--- BEGIN ---
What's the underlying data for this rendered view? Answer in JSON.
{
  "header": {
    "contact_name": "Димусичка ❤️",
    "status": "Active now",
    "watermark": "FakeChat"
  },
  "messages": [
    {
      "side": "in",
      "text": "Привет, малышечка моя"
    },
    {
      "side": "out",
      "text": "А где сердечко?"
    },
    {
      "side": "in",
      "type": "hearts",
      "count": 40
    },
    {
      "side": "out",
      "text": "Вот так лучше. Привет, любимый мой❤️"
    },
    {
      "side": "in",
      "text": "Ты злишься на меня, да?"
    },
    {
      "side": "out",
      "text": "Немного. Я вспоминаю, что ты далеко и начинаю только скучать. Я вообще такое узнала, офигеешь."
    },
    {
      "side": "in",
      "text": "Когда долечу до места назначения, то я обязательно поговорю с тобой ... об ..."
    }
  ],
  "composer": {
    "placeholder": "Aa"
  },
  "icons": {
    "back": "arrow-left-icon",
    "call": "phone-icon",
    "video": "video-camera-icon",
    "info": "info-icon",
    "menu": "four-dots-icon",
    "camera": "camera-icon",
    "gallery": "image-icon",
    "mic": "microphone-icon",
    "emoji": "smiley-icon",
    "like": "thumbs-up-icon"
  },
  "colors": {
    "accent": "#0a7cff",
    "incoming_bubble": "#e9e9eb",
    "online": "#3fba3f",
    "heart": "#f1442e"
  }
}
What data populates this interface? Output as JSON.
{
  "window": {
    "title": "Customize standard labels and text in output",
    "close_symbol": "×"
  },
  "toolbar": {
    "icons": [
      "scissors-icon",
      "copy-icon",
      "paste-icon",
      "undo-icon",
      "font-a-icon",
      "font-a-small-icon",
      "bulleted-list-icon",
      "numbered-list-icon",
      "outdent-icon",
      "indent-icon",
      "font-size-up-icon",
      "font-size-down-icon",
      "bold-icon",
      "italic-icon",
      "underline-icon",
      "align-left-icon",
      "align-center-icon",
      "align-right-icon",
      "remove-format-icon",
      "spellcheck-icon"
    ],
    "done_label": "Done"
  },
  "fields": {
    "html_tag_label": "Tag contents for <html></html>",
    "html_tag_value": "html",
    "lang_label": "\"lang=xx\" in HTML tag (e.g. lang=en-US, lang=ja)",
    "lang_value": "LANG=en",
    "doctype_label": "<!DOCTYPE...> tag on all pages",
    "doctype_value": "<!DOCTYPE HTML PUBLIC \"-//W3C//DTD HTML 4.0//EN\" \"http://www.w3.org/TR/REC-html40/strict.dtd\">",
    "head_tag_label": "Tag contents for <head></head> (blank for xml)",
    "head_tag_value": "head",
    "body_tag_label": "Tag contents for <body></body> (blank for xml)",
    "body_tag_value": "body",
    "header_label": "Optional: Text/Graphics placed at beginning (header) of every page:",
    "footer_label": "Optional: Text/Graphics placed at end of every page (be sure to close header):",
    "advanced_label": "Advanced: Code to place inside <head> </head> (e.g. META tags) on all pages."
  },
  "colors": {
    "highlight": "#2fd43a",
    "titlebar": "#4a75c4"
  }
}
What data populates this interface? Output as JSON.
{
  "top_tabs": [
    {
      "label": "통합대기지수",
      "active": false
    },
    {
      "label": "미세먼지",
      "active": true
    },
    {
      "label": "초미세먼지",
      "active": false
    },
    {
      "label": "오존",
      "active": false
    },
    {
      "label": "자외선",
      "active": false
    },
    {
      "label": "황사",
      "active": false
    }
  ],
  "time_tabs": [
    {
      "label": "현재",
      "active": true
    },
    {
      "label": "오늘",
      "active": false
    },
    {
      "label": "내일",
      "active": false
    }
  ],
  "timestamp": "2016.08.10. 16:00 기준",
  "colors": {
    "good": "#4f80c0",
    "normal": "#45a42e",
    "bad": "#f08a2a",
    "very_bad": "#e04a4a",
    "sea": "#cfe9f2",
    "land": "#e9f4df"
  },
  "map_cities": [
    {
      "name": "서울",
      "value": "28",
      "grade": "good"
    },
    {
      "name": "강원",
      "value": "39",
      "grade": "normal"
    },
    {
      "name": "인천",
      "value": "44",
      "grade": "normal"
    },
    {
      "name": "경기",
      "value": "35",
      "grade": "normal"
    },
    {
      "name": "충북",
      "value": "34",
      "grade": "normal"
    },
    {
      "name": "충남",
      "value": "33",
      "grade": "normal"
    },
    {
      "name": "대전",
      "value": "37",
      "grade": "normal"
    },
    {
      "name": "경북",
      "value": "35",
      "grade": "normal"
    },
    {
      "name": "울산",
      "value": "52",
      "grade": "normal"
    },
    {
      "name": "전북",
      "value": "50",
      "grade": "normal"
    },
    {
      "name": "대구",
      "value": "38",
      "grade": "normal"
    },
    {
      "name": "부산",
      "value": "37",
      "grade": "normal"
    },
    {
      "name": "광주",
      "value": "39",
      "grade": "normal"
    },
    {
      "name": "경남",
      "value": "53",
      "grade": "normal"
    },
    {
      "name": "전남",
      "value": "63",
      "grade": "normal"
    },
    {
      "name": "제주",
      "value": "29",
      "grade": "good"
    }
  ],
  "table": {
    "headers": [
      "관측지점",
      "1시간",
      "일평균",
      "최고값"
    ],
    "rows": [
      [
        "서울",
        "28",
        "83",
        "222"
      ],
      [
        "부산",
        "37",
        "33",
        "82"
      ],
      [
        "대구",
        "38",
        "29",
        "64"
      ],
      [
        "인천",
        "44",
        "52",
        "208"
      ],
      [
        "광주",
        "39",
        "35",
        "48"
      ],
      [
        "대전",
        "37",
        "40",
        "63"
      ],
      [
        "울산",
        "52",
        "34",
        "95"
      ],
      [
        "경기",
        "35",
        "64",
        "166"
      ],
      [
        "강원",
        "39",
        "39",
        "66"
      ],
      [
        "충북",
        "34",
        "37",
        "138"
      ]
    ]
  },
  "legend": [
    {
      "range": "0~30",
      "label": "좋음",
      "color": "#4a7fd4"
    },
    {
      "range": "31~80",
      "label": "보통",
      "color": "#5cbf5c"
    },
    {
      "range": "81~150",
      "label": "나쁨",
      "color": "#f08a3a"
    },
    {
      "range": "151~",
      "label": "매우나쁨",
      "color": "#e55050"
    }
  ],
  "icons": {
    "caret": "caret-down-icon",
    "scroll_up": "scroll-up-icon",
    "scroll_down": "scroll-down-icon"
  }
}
--- END ---
REQUIRED WORK ::
Work through the records line by line and tally those holding "DOCTYPE". Reply with the number alone.

TASK OUTPUT ::
2